**TASK INPUTS:**
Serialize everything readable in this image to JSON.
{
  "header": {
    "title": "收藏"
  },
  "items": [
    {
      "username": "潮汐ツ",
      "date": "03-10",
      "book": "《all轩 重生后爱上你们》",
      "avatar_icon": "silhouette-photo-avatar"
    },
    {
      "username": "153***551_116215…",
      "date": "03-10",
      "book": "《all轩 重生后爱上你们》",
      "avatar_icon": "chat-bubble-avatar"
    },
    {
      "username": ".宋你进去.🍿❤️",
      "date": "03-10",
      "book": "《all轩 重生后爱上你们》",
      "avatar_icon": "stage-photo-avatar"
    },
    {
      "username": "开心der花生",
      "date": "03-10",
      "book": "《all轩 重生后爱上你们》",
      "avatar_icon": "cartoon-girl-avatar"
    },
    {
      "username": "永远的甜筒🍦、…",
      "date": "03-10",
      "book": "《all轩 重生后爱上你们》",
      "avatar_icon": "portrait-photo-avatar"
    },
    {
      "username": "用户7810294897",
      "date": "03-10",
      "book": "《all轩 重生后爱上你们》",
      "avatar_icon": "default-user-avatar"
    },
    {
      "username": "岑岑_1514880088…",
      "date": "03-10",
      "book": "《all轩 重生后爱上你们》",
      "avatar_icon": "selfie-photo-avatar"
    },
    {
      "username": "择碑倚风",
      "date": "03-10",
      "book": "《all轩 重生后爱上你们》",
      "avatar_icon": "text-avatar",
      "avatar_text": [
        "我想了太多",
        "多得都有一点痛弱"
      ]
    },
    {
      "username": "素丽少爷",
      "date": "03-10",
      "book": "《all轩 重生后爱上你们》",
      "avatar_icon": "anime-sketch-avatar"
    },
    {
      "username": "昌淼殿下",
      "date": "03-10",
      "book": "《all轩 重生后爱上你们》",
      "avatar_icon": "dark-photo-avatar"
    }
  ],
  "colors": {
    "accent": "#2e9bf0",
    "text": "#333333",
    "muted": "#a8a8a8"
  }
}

**DIRECTIONS FOR THIS TASK:** Transcribe each entry exactly.

**ANSWER TO THIS TASK:**
Serialize everything readable in this image to JSON.
{
  "header": {
    "title": "收藏"
  },
  "items": [
    {
      "username": "潮汐ツ",
      "date": "03-10",
      "book": "《all轩 重生后爱上你们》",
      "avatar_icon": "silhouette-photo-avatar"
    },
    {
      "username": "153***551_116215…",
      "date": "03-10",
      "book": "《all轩 重生后爱上你们》",
      "avatar_icon": "chat-bubble-avatar"
    },
    {
      "username": ".宋你进去.🍿❤️",
      "date": "03-10",
      "book": "《all轩 重生后爱上你们》",
      "avatar_icon": "stage-photo-avatar"
    },
    {
      "username": "开心der花生",
      "date": "03-10",
      "book": "《all轩 重生后爱上你们》",
      "avatar_icon": "cartoon-girl-avatar"
    },
    {
      "username": "永远的甜筒🍦、…",
      "date": "03-10",
      "book": "《all轩 重生后爱上你们》",
      "avatar_icon": "portrait-photo-avatar"
    },
    {
      "username": "用户7810294897",
      "date": "03-10",
      "book": "《all轩 重生后爱上你们》",
      "avatar_icon": "default-user-avatar"
    },
    {
      "username": "岑岑_1514880088…",
      "date": "03-10",
      "book": "《all轩 重生后爱上你们》",
      "avatar_icon": "selfie-photo-avatar"
    },
    {
      "username": "择碑倚风",
      "date": "03-10",
      "book": "《all轩 重生后爱上你们》",
      "avatar_icon": "text-avatar",
      "avatar_text": [
        "我想了太多",
        "多得都有一点痛弱"
      ]
    },
    {
      "username": "素丽少爷",
      "date": "03-10",
      "book": "《all轩 重生后爱上你们》",
      "avatar_icon": "anime-sketch-avatar"
    },
    {
      "username": "昌淼殿下",
      "date": "03-10",
      "book": "《all轩 重生后爱上你们》",
      "avatar_icon": "dark-photo-avatar"
    }
  ],
  "colors": {
    "accent": "#2e9bf0",
    "text": "#333333",
    "muted": "#a8a8a8"
  }
}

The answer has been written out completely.